• [Problem statement] Return the records in full, exactly as given.

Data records
----------

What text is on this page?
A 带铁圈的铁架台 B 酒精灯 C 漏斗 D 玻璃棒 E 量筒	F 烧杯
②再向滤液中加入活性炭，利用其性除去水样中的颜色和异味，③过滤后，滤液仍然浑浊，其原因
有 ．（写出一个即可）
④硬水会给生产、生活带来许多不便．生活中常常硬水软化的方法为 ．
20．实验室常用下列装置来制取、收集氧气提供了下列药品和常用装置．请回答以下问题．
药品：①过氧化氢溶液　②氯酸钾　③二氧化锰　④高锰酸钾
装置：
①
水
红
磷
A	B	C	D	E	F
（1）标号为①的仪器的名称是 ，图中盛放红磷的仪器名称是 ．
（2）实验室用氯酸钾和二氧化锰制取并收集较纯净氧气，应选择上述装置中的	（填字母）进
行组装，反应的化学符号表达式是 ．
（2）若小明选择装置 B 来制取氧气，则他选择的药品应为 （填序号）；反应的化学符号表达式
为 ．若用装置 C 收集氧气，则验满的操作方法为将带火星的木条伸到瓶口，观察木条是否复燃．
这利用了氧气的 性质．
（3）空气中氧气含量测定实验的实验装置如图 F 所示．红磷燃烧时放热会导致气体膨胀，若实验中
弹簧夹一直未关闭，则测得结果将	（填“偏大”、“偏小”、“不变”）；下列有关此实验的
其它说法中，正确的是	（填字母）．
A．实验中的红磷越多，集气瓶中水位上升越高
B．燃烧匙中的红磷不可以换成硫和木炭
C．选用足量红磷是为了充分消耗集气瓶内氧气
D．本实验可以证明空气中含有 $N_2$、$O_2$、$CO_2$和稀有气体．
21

----------

• [Task answer]
What text is on this page?
A 带铁圈的铁架台 B 酒精灯 C 漏斗 D 玻璃棒 E 量筒	F 烧杯
②再向滤液中加入活性炭，利用其性除去水样中的颜色和异味，③过滤后，滤液仍然浑浊，其原因
有 ．（写出一个即可）
④硬水会给生产、生活带来许多不便．生活中常常硬水软化的方法为 ．
20．实验室常用下列装置来制取、收集氧气提供了下列药品和常用装置．请回答以下问题．
药品：①过氧化氢溶液　②氯酸钾　③二氧化锰　④高锰酸钾
装置：
①
水
红
磷
A	B	C	D	E	F
（1）标号为①的仪器的名称是 ，图中盛放红磷的仪器名称是 ．
（2）实验室用氯酸钾和二氧化锰制取并收集较纯净氧气，应选择上述装置中的	（填字母）进
行组装，反应的化学符号表达式是 ．
（2）若小明选择装置 B 来制取氧气，则他选择的药品应为 （填序号）；反应的化学符号表达式
为 ．若用装置 C 收集氧气，则验满的操作方法为将带火星的木条伸到瓶口，观察木条是否复燃．
这利用了氧气的 性质．
（3）空气中氧气含量测定实验的实验装置如图 F 所示．红磷燃烧时放热会导致气体膨胀，若实验中
弹簧夹一直未关闭，则测得结果将	（填“偏大”、“偏小”、“不变”）；下列有关此实验的
其它说法中，正确的是	（填字母）．
A．实验中的红磷越多，集气瓶中水位上升越高
B．燃烧匙中的红磷不可以换成硫和木炭
C．选用足量红磷是为了充分消耗集气瓶内氧气
D．本实验可以证明空气中含有 $N_2$、$O_2$、$CO_2$和稀有气体．
21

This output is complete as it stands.